#### Task to carry out:
Print every line of the listing exactly, please.

-- Begin --

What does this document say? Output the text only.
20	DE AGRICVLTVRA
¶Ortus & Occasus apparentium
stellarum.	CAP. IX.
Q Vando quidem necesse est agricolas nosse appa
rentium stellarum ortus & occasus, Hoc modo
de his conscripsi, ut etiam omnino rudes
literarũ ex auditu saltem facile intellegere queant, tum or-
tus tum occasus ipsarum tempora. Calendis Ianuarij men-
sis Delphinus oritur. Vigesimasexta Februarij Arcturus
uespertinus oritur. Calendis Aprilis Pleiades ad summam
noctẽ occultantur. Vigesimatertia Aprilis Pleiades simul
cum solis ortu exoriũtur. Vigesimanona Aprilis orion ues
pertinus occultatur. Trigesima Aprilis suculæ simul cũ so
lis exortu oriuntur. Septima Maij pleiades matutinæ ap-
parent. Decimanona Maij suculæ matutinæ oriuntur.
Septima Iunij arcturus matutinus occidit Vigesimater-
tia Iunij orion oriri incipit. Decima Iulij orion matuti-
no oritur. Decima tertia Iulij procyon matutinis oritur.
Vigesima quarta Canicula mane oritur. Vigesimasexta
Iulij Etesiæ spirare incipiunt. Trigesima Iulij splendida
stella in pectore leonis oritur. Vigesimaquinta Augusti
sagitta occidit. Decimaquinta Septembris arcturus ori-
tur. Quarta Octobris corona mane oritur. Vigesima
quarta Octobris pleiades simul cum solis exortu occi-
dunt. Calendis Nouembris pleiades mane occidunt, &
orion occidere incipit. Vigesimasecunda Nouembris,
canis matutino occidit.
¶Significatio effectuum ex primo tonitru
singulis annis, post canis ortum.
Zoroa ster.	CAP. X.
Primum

-- End --

#### Complete response:
What does this document say? Output the text only.
20	DE AGRICVLTVRA
¶Ortus & Occasus apparentium
stellarum.	CAP. IX.
Q Vando quidem necesse est agricolas nosse appa
rentium stellarum ortus & occasus, Hoc modo
de his conscripsi, ut etiam omnino rudes
literarũ ex auditu saltem facile intellegere queant, tum or-
tus tum occasus ipsarum tempora. Calendis Ianuarij men-
sis Delphinus oritur. Vigesimasexta Februarij Arcturus
uespertinus oritur. Calendis Aprilis Pleiades ad summam
noctẽ occultantur. Vigesimatertia Aprilis Pleiades simul
cum solis ortu exoriũtur. Vigesimanona Aprilis orion ues
pertinus occultatur. Trigesima Aprilis suculæ simul cũ so
lis exortu oriuntur. Septima Maij pleiades matutinæ ap-
parent. Decimanona Maij suculæ matutinæ oriuntur.
Septima Iunij arcturus matutinus occidit Vigesimater-
tia Iunij orion oriri incipit. Decima Iulij orion matuti-
no oritur. Decima tertia Iulij procyon matutinis oritur.
Vigesima quarta Canicula mane oritur. Vigesimasexta
Iulij Etesiæ spirare incipiunt. Trigesima Iulij splendida
stella in pectore leonis oritur. Vigesimaquinta Augusti
sagitta occidit. Decimaquinta Septembris arcturus ori-
tur. Quarta Octobris corona mane oritur. Vigesima
quarta Octobris pleiades simul cum solis exortu occi-
dunt. Calendis Nouembris pleiades mane occidunt, &
orion occidere incipit. Vigesimasecunda Nouembris,
canis matutino occidit.
¶Significatio effectuum ex primo tonitru
singulis annis, post canis ortum.
Zoroa ster.	CAP. X.
Primum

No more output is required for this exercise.